• _MATERIAL PROVIDED_
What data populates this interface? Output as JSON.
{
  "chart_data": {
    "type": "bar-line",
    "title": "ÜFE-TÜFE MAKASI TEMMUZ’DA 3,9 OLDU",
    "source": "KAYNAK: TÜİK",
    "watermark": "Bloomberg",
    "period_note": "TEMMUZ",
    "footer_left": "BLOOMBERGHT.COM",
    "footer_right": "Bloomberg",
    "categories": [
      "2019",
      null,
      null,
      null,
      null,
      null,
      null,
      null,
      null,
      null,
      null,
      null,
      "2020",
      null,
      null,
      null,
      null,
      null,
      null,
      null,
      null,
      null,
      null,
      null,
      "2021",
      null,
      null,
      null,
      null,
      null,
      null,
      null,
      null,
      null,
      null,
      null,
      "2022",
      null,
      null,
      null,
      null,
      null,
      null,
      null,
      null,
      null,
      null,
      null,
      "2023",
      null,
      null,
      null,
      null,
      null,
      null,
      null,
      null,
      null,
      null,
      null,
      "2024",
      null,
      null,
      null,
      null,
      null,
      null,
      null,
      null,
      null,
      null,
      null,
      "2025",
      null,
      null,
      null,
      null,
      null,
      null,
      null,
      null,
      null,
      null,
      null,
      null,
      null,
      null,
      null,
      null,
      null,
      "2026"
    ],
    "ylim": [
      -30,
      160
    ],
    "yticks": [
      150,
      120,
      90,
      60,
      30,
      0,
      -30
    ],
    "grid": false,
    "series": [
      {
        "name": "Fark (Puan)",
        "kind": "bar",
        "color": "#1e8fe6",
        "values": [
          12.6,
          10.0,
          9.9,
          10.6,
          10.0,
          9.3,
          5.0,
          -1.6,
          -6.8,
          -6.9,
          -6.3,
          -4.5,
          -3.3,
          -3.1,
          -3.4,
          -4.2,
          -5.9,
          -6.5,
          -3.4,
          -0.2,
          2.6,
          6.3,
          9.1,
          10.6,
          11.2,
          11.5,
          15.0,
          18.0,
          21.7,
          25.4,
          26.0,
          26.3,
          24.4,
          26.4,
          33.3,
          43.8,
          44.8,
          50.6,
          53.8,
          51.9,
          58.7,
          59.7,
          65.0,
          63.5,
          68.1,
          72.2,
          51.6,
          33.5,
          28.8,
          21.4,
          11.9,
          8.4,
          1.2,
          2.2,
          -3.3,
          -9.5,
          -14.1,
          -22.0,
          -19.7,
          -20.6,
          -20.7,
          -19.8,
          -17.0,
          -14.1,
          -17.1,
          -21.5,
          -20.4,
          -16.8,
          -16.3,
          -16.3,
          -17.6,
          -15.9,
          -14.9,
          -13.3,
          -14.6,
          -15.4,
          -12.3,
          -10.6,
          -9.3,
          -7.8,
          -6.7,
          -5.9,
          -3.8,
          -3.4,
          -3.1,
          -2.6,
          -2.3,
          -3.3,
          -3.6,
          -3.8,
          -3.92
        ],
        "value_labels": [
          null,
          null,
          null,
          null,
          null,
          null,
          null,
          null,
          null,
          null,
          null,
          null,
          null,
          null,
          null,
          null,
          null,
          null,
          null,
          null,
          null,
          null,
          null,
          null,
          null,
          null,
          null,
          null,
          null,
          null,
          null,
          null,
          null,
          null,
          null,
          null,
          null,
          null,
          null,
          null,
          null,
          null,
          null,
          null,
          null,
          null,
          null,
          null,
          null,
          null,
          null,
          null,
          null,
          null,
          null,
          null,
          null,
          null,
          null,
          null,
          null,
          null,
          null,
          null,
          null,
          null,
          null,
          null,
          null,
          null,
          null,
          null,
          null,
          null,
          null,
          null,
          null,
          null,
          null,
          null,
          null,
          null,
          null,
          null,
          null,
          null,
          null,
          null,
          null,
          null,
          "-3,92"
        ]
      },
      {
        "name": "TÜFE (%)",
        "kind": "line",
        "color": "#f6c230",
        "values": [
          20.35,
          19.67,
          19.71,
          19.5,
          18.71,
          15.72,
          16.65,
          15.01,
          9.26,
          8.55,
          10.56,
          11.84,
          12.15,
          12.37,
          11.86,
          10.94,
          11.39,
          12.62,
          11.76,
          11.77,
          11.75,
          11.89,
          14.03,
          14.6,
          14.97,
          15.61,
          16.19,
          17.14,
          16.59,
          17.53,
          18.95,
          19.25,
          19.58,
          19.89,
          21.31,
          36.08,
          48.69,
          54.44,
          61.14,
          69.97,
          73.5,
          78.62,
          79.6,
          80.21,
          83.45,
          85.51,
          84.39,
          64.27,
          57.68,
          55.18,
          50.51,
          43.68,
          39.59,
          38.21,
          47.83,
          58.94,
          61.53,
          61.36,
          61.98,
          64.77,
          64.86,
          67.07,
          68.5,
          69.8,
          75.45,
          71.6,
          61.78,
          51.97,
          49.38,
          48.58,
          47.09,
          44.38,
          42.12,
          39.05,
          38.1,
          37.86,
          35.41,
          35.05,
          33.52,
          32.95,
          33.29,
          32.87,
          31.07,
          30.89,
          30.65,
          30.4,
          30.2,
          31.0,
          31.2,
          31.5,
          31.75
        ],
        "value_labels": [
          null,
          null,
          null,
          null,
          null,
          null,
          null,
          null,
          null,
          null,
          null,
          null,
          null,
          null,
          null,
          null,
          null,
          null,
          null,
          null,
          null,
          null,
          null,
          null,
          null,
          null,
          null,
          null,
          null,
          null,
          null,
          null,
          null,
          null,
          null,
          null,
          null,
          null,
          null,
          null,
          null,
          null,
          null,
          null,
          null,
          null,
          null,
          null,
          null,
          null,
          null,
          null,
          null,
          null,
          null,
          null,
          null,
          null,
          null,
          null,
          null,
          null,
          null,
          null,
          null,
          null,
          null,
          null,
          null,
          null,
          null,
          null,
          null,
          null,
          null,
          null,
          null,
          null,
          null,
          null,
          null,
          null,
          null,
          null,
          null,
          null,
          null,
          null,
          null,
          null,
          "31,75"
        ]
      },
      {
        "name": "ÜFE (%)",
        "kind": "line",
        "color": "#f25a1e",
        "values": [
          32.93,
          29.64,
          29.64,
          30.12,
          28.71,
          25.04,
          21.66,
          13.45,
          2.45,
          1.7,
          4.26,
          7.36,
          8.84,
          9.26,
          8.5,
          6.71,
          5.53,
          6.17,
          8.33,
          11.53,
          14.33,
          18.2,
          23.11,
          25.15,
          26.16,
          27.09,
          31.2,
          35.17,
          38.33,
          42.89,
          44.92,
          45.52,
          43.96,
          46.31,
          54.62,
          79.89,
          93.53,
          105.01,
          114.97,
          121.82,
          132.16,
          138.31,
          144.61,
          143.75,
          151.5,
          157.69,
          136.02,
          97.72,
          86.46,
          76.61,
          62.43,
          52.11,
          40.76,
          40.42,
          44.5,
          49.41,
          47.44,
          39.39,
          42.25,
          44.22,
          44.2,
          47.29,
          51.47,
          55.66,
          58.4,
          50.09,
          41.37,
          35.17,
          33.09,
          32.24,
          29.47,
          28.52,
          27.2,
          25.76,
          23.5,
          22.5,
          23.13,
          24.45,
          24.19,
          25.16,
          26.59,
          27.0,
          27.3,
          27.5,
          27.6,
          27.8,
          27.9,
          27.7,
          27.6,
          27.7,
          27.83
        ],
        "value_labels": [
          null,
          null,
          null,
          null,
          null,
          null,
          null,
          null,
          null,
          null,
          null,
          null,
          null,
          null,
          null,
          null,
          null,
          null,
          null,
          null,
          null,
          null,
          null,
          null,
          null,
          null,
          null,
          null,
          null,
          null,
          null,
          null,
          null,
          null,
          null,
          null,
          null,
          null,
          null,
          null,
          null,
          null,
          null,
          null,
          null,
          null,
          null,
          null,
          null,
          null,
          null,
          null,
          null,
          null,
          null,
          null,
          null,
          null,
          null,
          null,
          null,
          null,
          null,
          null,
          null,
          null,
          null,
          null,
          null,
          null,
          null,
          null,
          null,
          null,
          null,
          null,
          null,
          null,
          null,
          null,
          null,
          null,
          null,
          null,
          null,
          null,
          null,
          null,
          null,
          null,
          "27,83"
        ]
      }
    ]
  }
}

• _WHAT THE EXERCISE ASKS_
Search the data for the string "TÜFE" and copy each line where it appears.

• _ANSWER FOR THIS EXERCISE_
    "title": "ÜFE-TÜFE MAKASI TEMMUZ’DA 3,9 OLDU",
        "name": "TÜFE (%)",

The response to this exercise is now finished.